## SUPPLIED ENTRIES
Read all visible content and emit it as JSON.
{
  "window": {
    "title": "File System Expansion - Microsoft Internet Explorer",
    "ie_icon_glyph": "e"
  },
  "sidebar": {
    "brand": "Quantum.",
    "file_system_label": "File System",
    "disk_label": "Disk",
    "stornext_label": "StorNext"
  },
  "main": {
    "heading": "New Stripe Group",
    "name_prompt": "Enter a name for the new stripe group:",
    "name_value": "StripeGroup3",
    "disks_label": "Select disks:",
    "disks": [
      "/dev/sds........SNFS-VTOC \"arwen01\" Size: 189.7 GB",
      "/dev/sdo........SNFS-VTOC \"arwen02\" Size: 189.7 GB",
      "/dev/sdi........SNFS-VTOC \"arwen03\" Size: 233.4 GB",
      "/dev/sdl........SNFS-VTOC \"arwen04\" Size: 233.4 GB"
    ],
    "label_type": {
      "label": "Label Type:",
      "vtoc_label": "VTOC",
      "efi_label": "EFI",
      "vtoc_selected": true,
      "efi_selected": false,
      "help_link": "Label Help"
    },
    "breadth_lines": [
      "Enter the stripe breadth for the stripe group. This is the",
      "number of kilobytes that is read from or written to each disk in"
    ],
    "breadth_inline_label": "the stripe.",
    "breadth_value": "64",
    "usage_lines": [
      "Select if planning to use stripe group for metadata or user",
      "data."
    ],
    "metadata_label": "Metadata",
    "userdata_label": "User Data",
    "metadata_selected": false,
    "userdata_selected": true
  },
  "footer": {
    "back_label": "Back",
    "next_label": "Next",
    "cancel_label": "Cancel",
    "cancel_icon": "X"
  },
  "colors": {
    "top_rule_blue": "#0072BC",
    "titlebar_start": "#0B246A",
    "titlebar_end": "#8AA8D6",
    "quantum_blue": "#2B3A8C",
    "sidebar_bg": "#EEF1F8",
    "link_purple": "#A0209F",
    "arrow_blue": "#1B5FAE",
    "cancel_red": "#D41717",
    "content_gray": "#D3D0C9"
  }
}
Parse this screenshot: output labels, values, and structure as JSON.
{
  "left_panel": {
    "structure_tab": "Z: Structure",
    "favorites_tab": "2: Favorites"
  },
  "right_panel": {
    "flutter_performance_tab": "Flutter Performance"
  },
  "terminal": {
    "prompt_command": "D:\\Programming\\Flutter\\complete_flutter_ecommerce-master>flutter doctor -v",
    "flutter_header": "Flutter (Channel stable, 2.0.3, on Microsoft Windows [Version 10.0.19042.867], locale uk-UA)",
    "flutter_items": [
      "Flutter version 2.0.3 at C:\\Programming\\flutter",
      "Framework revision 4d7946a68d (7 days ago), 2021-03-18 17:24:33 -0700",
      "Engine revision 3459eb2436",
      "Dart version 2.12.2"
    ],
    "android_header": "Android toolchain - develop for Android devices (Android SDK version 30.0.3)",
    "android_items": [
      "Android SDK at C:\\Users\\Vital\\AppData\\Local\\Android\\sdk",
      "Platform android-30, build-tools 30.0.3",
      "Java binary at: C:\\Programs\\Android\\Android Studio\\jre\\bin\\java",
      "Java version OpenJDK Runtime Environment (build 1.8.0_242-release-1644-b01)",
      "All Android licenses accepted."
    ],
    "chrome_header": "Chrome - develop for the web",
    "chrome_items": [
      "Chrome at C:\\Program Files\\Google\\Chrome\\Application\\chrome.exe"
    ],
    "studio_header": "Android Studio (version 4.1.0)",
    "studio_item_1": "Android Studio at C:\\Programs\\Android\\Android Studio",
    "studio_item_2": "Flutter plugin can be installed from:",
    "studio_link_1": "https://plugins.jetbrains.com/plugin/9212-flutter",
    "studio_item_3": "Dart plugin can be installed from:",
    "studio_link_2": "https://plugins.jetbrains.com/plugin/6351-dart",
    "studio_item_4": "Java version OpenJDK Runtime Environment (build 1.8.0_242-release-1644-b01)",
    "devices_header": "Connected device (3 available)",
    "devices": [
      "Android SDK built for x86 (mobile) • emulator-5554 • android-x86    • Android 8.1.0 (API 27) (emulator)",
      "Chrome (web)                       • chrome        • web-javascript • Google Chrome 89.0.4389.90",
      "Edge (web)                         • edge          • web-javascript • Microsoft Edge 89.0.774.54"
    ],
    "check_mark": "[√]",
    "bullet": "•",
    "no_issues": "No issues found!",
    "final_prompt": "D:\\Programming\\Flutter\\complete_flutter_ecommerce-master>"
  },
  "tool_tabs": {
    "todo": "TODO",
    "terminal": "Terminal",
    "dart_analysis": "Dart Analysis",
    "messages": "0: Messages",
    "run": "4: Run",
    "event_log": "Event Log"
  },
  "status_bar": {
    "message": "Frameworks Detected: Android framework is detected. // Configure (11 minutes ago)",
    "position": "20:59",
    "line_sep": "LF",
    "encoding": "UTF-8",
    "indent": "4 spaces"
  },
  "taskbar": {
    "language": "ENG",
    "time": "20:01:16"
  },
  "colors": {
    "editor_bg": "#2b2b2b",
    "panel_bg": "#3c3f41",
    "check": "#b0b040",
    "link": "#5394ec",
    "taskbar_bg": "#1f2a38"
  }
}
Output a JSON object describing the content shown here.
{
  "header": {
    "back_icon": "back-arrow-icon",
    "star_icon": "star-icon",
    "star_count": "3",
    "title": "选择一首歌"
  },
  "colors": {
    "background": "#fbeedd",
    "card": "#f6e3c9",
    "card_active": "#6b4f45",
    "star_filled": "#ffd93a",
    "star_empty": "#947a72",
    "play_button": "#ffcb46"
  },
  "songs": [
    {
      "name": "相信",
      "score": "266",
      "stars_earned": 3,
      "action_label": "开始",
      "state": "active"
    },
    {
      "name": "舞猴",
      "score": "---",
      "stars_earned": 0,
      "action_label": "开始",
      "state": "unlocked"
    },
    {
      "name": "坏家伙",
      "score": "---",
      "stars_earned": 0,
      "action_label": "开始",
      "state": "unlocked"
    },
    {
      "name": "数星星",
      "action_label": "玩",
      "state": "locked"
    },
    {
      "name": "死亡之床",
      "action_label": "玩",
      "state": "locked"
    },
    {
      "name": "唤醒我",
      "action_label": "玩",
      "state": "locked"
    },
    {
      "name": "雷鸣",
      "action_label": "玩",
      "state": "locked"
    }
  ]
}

## EXERCISE
Pull every line containing the word "Programming" out of the entries above.

## REPLY
    "prompt_command": "D:\\Programming\\Flutter\\complete_flutter_ecommerce-master>flutter doctor -v",
      "Flutter version 2.0.3 at C:\\Programming\\flutter",
    "final_prompt": "D:\\Programming\\Flutter\\complete_flutter_ecommerce-master>"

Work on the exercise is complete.